◆ **Short problem**
Search the entries for the word "танковая" and pull out each line that has it.

A block of data
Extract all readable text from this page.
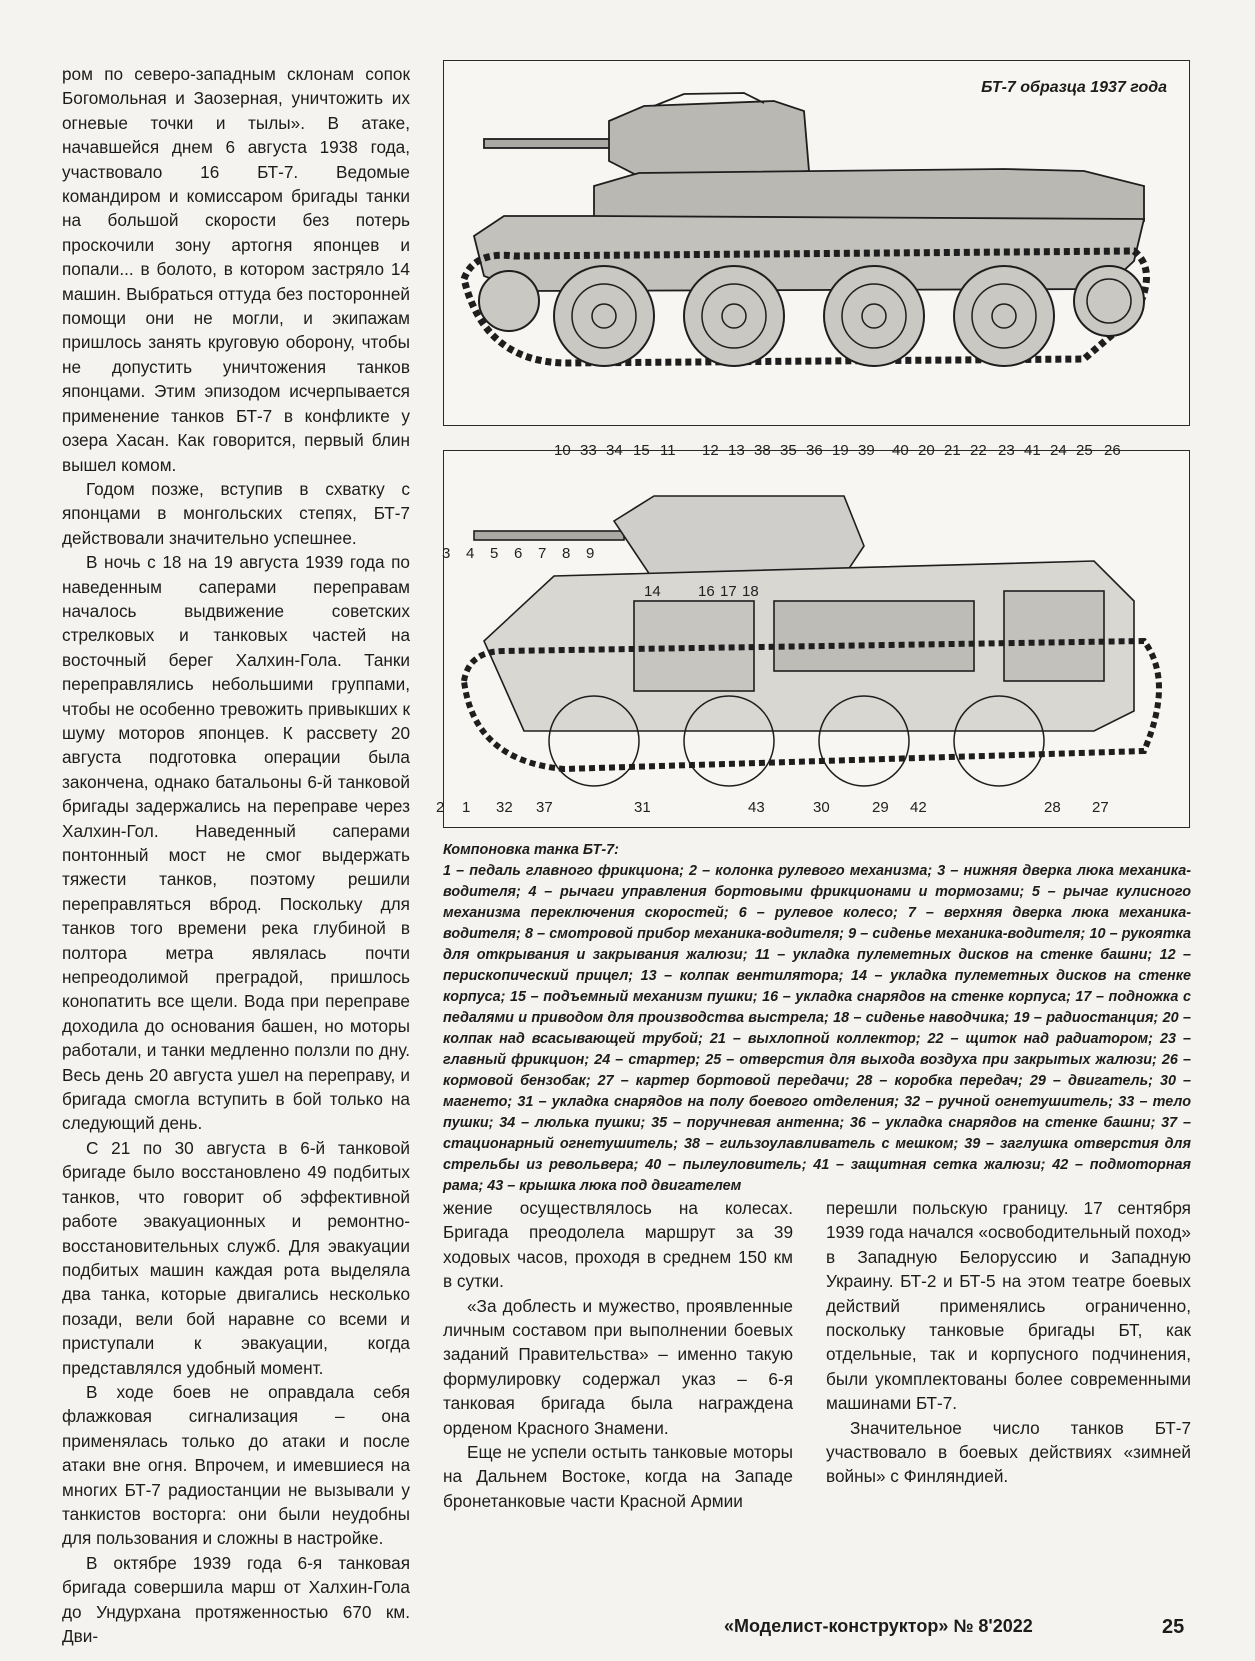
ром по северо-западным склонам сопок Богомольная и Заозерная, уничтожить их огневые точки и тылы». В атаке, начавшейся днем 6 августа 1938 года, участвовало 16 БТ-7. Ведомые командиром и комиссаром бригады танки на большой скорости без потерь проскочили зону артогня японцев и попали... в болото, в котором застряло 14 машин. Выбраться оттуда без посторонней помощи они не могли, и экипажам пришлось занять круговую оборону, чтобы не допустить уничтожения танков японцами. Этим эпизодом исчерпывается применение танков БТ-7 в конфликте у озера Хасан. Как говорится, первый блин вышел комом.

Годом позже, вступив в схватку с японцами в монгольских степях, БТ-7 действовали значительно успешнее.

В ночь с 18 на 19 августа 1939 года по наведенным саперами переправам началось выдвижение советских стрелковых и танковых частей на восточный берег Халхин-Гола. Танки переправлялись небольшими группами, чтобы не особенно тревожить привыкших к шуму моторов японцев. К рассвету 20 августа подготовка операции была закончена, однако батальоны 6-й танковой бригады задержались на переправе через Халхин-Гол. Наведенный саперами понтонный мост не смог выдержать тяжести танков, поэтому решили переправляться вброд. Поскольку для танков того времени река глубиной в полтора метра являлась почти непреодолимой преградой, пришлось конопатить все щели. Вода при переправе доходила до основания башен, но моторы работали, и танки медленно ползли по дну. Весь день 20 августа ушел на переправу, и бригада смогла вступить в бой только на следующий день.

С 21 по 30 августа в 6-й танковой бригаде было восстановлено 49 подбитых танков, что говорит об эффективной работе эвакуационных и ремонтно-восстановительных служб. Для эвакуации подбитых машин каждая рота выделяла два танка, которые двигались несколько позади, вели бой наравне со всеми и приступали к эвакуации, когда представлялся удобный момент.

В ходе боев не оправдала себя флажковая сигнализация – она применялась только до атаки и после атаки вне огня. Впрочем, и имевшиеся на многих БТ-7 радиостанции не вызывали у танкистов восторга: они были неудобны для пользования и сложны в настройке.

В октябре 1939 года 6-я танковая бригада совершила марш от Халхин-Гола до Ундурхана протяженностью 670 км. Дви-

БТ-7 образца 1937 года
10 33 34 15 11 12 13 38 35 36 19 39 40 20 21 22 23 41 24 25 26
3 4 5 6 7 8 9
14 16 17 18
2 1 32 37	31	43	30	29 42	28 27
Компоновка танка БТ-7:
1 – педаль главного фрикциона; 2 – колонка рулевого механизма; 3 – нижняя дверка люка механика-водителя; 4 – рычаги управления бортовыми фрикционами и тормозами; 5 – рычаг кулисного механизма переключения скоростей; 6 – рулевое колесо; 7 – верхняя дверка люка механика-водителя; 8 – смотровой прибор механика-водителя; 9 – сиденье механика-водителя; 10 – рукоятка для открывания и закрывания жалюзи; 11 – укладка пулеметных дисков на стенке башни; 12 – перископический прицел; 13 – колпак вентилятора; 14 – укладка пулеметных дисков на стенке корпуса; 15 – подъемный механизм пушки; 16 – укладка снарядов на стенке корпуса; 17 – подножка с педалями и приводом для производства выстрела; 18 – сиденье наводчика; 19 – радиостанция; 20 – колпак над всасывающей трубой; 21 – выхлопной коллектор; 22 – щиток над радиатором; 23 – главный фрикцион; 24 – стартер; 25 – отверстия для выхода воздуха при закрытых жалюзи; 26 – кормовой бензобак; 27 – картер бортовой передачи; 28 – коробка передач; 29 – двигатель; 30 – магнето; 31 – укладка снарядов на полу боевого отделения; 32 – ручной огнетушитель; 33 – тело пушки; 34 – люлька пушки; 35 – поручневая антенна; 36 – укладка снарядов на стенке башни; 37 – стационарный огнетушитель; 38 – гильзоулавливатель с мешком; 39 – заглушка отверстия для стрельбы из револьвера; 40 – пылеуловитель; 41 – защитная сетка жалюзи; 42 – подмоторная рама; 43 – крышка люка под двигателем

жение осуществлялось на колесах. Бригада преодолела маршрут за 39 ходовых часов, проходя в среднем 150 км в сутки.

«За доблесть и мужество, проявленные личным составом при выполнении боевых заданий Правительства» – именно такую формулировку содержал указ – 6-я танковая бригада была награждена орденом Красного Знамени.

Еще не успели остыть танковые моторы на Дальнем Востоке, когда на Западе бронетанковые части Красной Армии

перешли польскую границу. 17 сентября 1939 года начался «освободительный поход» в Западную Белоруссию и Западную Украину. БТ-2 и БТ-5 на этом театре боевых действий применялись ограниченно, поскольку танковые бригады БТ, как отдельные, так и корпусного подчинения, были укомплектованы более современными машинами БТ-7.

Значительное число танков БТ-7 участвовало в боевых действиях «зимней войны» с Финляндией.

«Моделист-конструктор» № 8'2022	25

◆ **The completed task**
В октябре 1939 года 6-я танковая бригада совершила марш от Халхин-Гола до Ундурхана протяженностью 670 км. Дви-
«За доблесть и мужество, проявленные личным составом при выполнении боевых заданий Правительства» – именно такую формулировку содержал указ – 6-я танковая бригада была награждена орденом Красного Знамени.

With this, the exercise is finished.